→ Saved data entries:
* begin *
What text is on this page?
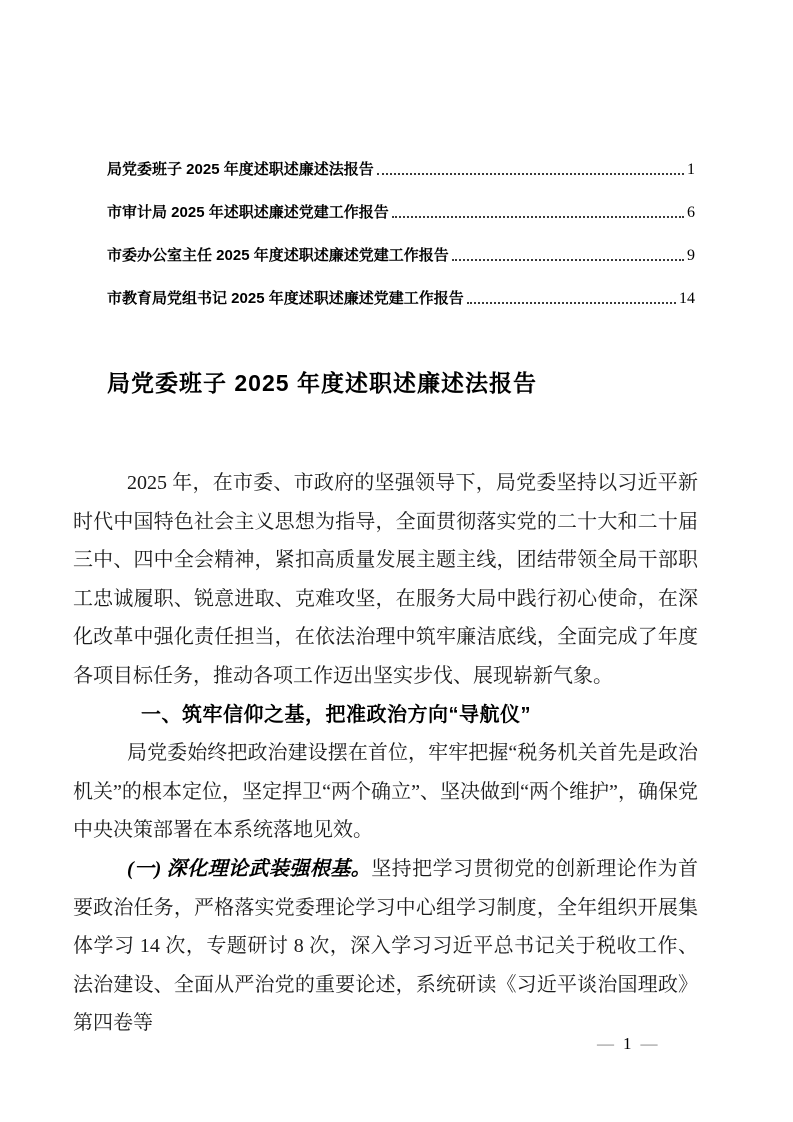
局党委班子 2025 年度述职述廉述法报告	1
市审计局 2025 年述职述廉述党建工作报告	6
市委办公室主任 2025 年度述职述廉述党建工作报告	9
市教育局党组书记 2025 年度述职述廉述党建工作报告	14
局党委班子 2025 年度述职述廉述法报告

2025 年，在市委、市政府的坚强领导下，局党委坚持以习近平新时代中国特色社会主义思想为指导，全面贯彻落实党的二十大和二十届三中、四中全会精神，紧扣高质量发展主题主线，团结带领全局干部职工忠诚履职、锐意进取、克难攻坚，在服务大局中践行初心使命，在深化改革中强化责任担当，在依法治理中筑牢廉洁底线，全面完成了年度各项目标任务，推动各项工作迈出坚实步伐、展现崭新气象。

一、筑牢信仰之基，把准政治方向“导航仪”

局党委始终把政治建设摆在首位，牢牢把握“税务机关首先是政治机关”的根本定位，坚定捍卫“两个确立”、坚决做到“两个维护”，确保党中央决策部署在本系统落地见效。

(一) 深化理论武装强根基。坚持把学习贯彻党的创新理论作为首要政治任务，严格落实党委理论学习中心组学习制度，全年组织开展集体学习 14 次，专题研讨 8 次，深入学习习近平总书记关于税收工作、法治建设、全面从严治党的重要论述，系统研读《习近平谈治国理政》第四卷等

— 1 —
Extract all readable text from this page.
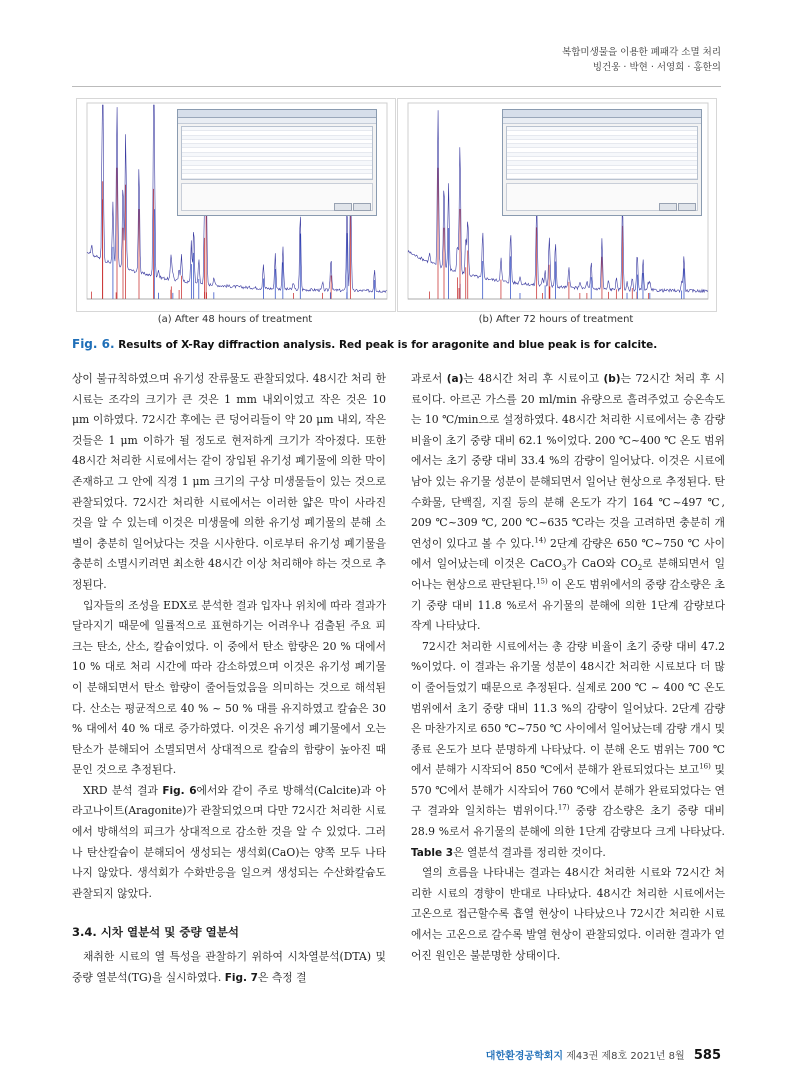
복합미생물을 이용한 폐패각 소멸 처리
빙건웅 · 박현 · 서영희 · 홍한의
(a) After 48 hours of treatment	(b) After 72 hours of treatment
Fig. 6. Results of X-Ray diffraction analysis. Red peak is for aragonite and blue peak is for calcite.

상이 불규칙하였으며 유기성 잔류물도 관찰되었다. 48시간 처리 한 시료는 조각의 크기가 큰 것은 1 mm 내외이었고 작은 것은 10 μm 이하였다. 72시간 후에는 큰 덩어리들이 약 20 μm 내외, 작은 것들은 1 μm 이하가 될 정도로 현저하게 크기가 작아졌다. 또한 48시간 처리한 시료에서는 같이 장입된 유기성 폐기물에 의한 막이 존재하고 그 안에 직경 1 μm 크기의 구상 미생물들이 있는 것으로 관찰되었다. 72시간 처리한 시료에서는 이러한 얇은 막이 사라진 것을 알 수 있는데 이것은 미생물에 의한 유기성 폐기물의 분해 소별이 충분히 일어났다는 것을 시사한다. 이로부터 유기성 폐기물을 충분히 소멸시키려면 최소한 48시간 이상 처리해야 하는 것으로 추정된다.

입자들의 조성을 EDX로 분석한 결과 입자나 위치에 따라 결과가 달라지기 때문에 일률적으로 표현하기는 어려우나 검출된 주요 피크는 탄소, 산소, 칼슘이었다. 이 중에서 탄소 함량은 20 % 대에서 10 % 대로 처리 시간에 따라 감소하였으며 이것은 유기성 폐기물이 분해되면서 탄소 함량이 줄어들었음을 의미하는 것으로 해석된다. 산소는 평균적으로 40 % ~ 50 % 대를 유지하였고 칼슘은 30 % 대에서 40 % 대로 증가하였다. 이것은 유기성 폐기물에서 오는 탄소가 분해되어 소멸되면서 상대적으로 칼슘의 함량이 높아진 때문인 것으로 추정된다.

XRD 분석 결과 Fig. 6에서와 같이 주로 방해석(Calcite)과 아라고나이트(Aragonite)가 관찰되었으며 다만 72시간 처리한 시료에서 방해석의 피크가 상대적으로 감소한 것을 알 수 있었다. 그러나 탄산칼슘이 분해되어 생성되는 생석회(CaO)는 양쪽 모두 나타나지 않았다. 생석회가 수화반응을 일으켜 생성되는 수산화칼슘도 관찰되지 않았다.

3.4. 시차 열분석 및 중량 열분석

채취한 시료의 열 특성을 관찰하기 위하여 시차열분석(DTA) 및 중량 열분석(TG)을 실시하였다. Fig. 7은 측정 결

과로서 (a)는 48시간 처리 후 시료이고 (b)는 72시간 처리 후 시료이다. 아르곤 가스를 20 ml/min 유량으로 흘려주었고 승온속도는 10 ℃/min으로 설정하였다. 48시간 처리한 시료에서는 총 감량 비율이 초기 중량 대비 62.1 %이었다. 200 ℃~400 ℃ 온도 범위에서는 초기 중량 대비 33.4 %의 감량이 일어났다. 이것은 시료에 남아 있는 유기물 성분이 분해되면서 일어난 현상으로 추정된다. 탄수화물, 단백질, 지질 등의 분해 온도가 각기 164 ℃~497 ℃, 209 ℃~309 ℃, 200 ℃~635 ℃라는 것을 고려하면 충분히 개연성이 있다고 볼 수 있다.$^{14)}$ 2단계 감량은 650 ℃~750 ℃ 사이에서 일어났는데 이것은 CaCO$_3$가 CaO와 $CO_2$로 분해되면서 일어나는 현상으로 판단된다.$^{15)}$ 이 온도 범위에서의 중량 감소량은 초기 중량 대비 11.8 %로서 유기물의 분해에 의한 1단계 감량보다 작게 나타났다.

72시간 처리한 시료에서는 총 감량 비율이 초기 중량 대비 47.2 %이었다. 이 결과는 유기물 성분이 48시간 처리한 시료보다 더 많이 줄어들었기 때문으로 추정된다. 실제로 200 ℃ ~ 400 ℃ 온도 범위에서 초기 중량 대비 11.3 %의 감량이 일어났다. 2단계 감량은 마찬가지로 650 ℃~750 ℃ 사이에서 일어났는데 감량 개시 및 종료 온도가 보다 분명하게 나타났다. 이 분해 온도 범위는 700 ℃에서 분해가 시작되어 850 ℃에서 분해가 완료되었다는 보고$^{16)}$ 및 570 ℃에서 분해가 시작되어 760 ℃에서 분해가 완료되었다는 연구 결과와 일치하는 범위이다.$^{17)}$ 중량 감소량은 초기 중량 대비 28.9 %로서 유기물의 분해에 의한 1단계 감량보다 크게 나타났다. Table 3은 열분석 결과를 정리한 것이다.

열의 흐름을 나타내는 결과는 48시간 처리한 시료와 72시간 처리한 시료의 경향이 반대로 나타났다. 48시간 처리한 시료에서는 고온으로 접근할수록 흡열 현상이 나타났으나 72시간 처리한 시료에서는 고온으로 갈수록 발열 현상이 관찰되었다. 이러한 결과가 얻어진 원인은 불분명한 상태이다.

대한환경공학회지 제43권 제8호 2021년 8월 585
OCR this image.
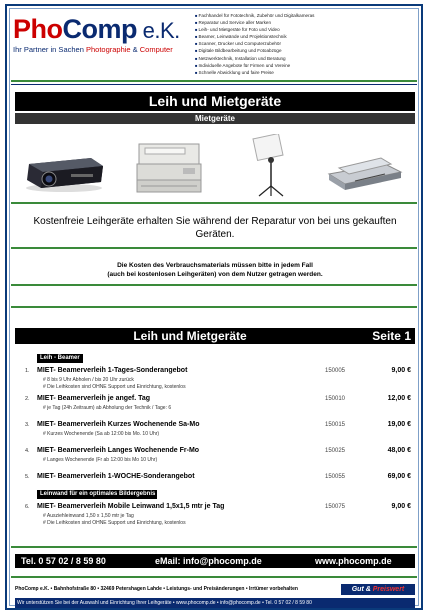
PhoComp e.K.
Ihr Partner in Sachen Photographie & Computer
■ Fachhandel für Fototechnik, Zubehör und Digitalkameras
■ Reparatur und Service aller Marken
■ Leih- und Mietgeräte für Foto und Video
■ Beamer, Leinwände und Projektionstechnik
■ Scanner, Drucker und Computerzubehör
■ Digitale Bildbearbeitung und Fotoabzüge
■ Netzwerktechnik, Installation und Beratung
■ Individuelle Angebote für Firmen und Vereine
■ Schnelle Abwicklung und faire Preise
Leih und Mietgeräte
Mietgeräte
Kostenfreie Leihgeräte erhalten Sie während der Reparatur von bei uns gekauften Geräten.
Die Kosten des Verbrauchsmaterials müssen bitte in jedem Fall
(auch bei kostenlosen Leihgeräten) von dem Nutzer getragen werden.
Leih und Mietgeräte	Seite 1
Leih - Beamer
1. MIET- Beamerverleih 1-Tages-Sonderangebot	150005	9,00 €
# 8 bis 9 Uhr Abholen / bis 20 Uhr zurück
# Die Leihkosten sind OHNE Support und Einrichtung, kostenlos
2. MIET- Beamerverleih je angef. Tag	150010	12,00 €
# je Tag (24h Zeitraum) ab Abholung der Technik / Tage: 6
3. MIET- Beamerverleih Kurzes Wochenende Sa-Mo	150015	19,00 €
# Kurzes Wochenende (Sa ab 12:00 bis Mo. 10 Uhr)
4. MIET- Beamerverleih Langes Wochenende Fr-Mo	150025	48,00 €
# Langes Wochenende (Fr ab 12:00 bis Mo 10 Uhr)
5. MIET- Beamerverleih 1-WOCHE-Sonderangebot	150055	69,00 €
Leinwand für ein optimales Bildergebnis
6. MIET- Beamerverleih Mobile Leinwand 1,5x1,5 mtr je Tag	150075	9,00 €
# Ausziehleinwand 1,50 x 1,50 mtr je Tag
# Die Leihkosten sind OHNE Support und Einrichtung, kostenlos
Tel. 0 57 02 / 8 59 80	eMail: info@phocomp.de	www.phocomp.de
PhoComp e.K. • Bahnhofstraße 80 • 32469 Petershagen Lahde • Leistungs- und Preisänderungen • Irrtümer vorbehalten	Gut & Preiswert
Wir unterstützen Sie bei der Auswahl und Einrichtung Ihrer Leihgeräte • www.phocomp.de • info@phocomp.de • Tel. 0 57 02 / 8 59 80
* end *
Gather all lines from the records above in which "年度述职述廉述法报告" appears.

→ WRITTEN ANSWER:
局党委班子 2025 年度述职述廉述法报告	1
局党委班子 2025 年度述职述廉述法报告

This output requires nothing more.